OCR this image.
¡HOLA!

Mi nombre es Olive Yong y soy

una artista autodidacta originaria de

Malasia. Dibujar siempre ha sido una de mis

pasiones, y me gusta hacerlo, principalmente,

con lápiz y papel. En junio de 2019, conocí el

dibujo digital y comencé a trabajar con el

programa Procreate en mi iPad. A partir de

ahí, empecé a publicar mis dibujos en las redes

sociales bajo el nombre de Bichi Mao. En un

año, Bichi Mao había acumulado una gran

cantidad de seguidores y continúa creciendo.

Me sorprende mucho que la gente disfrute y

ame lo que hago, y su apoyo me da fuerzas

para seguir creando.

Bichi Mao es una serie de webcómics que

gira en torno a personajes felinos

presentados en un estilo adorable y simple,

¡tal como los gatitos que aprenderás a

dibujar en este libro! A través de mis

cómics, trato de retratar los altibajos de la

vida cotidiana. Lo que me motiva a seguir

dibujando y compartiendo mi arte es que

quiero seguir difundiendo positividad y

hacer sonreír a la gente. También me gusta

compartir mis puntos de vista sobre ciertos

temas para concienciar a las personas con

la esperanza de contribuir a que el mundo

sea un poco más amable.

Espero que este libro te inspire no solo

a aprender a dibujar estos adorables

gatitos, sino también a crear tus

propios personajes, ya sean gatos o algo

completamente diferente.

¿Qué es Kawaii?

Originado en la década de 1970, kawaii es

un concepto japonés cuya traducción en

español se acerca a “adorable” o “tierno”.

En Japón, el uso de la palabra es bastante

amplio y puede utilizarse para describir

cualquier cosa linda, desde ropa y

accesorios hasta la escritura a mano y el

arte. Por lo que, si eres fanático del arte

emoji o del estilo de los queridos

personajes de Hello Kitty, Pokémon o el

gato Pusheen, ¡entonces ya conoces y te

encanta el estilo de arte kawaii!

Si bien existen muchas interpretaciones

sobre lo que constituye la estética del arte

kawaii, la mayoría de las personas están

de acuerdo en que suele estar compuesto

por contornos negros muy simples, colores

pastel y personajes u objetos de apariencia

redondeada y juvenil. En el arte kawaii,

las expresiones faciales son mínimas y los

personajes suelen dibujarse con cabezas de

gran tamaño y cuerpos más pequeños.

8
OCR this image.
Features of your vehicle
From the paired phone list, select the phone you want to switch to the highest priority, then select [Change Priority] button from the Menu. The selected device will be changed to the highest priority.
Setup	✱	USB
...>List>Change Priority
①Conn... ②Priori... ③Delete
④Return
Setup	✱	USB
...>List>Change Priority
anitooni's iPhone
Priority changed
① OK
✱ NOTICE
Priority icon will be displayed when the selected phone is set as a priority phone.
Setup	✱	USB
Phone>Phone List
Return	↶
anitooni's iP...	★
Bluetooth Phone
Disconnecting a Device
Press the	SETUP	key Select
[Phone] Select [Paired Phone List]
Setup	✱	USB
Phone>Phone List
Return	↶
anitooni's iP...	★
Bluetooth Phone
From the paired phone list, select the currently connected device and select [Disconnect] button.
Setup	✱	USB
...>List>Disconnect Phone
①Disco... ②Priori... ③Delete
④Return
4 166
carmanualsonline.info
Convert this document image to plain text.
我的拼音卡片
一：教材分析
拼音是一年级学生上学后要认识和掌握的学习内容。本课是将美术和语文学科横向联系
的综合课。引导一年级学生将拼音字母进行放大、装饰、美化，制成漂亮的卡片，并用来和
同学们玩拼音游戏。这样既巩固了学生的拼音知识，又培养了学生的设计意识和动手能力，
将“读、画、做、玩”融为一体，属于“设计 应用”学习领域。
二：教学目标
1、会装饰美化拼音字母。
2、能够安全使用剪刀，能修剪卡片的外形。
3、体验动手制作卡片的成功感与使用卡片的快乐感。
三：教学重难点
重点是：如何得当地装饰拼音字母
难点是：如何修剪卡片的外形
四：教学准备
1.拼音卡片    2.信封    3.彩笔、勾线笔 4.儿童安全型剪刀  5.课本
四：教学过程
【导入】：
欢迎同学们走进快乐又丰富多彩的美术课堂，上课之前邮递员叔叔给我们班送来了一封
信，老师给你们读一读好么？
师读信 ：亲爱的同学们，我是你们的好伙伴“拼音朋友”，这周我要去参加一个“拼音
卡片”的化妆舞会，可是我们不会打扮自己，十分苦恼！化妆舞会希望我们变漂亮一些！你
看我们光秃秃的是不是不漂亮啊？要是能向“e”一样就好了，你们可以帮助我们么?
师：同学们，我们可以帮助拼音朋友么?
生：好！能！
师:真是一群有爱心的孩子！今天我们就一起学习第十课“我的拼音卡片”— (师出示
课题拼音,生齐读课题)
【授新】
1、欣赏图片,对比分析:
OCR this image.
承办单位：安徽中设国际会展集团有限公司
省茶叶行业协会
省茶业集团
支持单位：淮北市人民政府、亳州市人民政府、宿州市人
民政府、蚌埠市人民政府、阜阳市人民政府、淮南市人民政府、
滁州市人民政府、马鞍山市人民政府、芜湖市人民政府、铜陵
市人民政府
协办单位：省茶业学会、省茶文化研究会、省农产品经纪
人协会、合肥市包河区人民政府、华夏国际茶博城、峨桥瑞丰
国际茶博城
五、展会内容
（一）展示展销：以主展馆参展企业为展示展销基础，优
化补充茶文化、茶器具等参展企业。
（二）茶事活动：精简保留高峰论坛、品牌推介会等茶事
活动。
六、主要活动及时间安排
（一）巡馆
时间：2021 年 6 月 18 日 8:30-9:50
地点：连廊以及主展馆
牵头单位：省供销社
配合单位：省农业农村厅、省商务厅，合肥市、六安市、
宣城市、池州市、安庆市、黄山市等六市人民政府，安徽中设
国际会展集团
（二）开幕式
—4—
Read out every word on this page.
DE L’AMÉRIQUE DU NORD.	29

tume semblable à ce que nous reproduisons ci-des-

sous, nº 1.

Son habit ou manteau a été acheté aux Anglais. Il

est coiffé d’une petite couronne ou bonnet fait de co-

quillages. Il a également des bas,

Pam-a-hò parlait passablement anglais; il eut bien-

**Task brief**.
How many of the listing's lines contain "Priority"? Respond with a single number and nothing else.

**Exercise output**.
5